WHAT TO PRODUCE:
Copy every line of the following data that includes the string "this".

DATA:
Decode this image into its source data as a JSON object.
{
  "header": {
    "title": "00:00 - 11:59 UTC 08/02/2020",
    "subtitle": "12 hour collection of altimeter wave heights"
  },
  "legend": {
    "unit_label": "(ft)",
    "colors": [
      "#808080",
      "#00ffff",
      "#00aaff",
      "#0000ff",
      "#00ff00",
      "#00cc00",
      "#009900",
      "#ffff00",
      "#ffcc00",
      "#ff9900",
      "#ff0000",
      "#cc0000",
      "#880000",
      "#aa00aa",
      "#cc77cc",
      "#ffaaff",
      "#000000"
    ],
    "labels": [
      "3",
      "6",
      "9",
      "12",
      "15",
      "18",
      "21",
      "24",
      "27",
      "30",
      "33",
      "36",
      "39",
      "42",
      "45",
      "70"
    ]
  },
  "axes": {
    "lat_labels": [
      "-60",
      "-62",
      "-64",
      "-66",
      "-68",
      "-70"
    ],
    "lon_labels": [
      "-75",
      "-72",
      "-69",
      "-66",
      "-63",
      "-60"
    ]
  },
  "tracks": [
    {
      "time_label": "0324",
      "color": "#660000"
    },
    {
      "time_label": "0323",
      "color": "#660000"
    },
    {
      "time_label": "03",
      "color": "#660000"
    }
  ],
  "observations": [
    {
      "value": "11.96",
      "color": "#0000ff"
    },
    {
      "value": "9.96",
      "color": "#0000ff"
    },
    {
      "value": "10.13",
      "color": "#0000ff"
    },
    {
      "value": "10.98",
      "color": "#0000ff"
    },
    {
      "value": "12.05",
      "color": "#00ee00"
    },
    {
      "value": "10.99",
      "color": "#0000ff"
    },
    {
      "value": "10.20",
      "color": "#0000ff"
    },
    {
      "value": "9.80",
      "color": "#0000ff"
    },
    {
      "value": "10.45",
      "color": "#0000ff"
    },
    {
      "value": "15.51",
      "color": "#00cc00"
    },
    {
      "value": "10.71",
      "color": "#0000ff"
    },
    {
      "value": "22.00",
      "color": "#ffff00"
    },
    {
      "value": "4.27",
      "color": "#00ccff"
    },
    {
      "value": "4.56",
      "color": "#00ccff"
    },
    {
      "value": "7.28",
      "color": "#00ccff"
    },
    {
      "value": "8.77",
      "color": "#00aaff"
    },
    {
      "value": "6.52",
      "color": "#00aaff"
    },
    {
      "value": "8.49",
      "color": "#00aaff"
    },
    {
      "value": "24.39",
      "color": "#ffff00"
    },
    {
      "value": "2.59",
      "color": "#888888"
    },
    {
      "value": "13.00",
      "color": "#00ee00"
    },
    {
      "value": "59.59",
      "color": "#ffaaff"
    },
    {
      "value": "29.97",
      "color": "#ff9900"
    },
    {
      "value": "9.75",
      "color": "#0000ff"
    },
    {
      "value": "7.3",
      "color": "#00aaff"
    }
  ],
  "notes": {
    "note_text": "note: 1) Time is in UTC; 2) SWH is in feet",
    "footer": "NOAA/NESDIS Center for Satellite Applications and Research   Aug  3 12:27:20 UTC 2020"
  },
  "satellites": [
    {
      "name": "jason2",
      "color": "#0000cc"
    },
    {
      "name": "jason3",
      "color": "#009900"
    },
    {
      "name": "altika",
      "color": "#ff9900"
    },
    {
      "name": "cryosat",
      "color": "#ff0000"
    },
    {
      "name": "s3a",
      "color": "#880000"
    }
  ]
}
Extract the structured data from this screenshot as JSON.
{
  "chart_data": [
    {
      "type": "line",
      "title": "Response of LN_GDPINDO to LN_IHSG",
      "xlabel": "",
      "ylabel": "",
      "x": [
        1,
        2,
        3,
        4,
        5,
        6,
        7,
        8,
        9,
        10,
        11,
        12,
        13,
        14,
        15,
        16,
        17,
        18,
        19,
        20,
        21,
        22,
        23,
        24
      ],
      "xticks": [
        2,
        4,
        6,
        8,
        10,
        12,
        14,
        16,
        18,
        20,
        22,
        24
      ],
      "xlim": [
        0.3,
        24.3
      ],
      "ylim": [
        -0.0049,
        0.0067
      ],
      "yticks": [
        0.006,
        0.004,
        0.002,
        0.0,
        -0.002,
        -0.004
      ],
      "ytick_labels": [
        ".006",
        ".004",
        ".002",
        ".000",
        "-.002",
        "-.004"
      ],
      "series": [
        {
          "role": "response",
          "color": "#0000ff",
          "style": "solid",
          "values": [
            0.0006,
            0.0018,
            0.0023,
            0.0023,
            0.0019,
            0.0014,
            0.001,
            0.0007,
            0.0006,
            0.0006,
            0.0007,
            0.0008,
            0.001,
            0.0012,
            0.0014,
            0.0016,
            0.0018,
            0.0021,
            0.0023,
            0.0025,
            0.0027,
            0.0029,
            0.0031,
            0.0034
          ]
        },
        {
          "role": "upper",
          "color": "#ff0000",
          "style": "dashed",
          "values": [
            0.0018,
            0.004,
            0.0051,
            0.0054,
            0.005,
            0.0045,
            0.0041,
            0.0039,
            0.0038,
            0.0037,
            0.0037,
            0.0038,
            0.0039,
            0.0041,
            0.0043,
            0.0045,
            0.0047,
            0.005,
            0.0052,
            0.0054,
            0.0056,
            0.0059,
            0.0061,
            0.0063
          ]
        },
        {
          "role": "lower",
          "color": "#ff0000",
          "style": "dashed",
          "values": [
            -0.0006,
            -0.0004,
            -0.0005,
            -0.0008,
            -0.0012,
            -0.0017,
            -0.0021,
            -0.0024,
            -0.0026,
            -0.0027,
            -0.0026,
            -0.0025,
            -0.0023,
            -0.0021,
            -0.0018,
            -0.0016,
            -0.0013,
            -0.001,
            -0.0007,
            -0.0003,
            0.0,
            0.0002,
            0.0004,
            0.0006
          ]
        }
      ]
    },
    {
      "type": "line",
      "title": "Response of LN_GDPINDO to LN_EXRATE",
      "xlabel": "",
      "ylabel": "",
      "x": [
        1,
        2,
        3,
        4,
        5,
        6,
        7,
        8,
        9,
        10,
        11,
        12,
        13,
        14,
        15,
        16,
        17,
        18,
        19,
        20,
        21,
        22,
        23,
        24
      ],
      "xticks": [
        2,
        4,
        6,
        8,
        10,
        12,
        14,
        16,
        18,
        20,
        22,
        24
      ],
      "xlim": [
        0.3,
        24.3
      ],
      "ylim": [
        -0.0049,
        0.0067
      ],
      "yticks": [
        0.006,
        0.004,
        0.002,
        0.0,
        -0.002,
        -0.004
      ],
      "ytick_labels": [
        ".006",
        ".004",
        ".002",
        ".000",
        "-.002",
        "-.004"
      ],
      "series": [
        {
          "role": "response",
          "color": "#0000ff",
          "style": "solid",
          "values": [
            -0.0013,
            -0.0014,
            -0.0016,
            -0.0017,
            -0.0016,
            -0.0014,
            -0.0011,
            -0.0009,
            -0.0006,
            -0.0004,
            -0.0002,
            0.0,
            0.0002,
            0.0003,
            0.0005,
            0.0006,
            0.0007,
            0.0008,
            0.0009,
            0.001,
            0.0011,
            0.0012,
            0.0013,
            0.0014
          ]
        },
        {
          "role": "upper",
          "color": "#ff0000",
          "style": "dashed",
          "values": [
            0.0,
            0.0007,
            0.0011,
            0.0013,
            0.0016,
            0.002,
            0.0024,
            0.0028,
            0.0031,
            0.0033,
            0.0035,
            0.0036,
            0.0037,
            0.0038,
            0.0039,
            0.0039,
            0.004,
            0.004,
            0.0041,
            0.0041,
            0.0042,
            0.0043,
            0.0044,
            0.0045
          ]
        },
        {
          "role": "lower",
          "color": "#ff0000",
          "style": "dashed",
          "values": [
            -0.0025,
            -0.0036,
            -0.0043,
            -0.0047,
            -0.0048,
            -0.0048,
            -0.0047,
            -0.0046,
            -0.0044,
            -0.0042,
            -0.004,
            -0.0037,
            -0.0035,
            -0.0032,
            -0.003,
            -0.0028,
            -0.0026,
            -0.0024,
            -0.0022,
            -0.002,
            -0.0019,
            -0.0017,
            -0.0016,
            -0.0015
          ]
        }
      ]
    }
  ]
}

FINAL RESULT:
Decode this image into its source data as a JSON object.
Extract the structured data from this screenshot as JSON.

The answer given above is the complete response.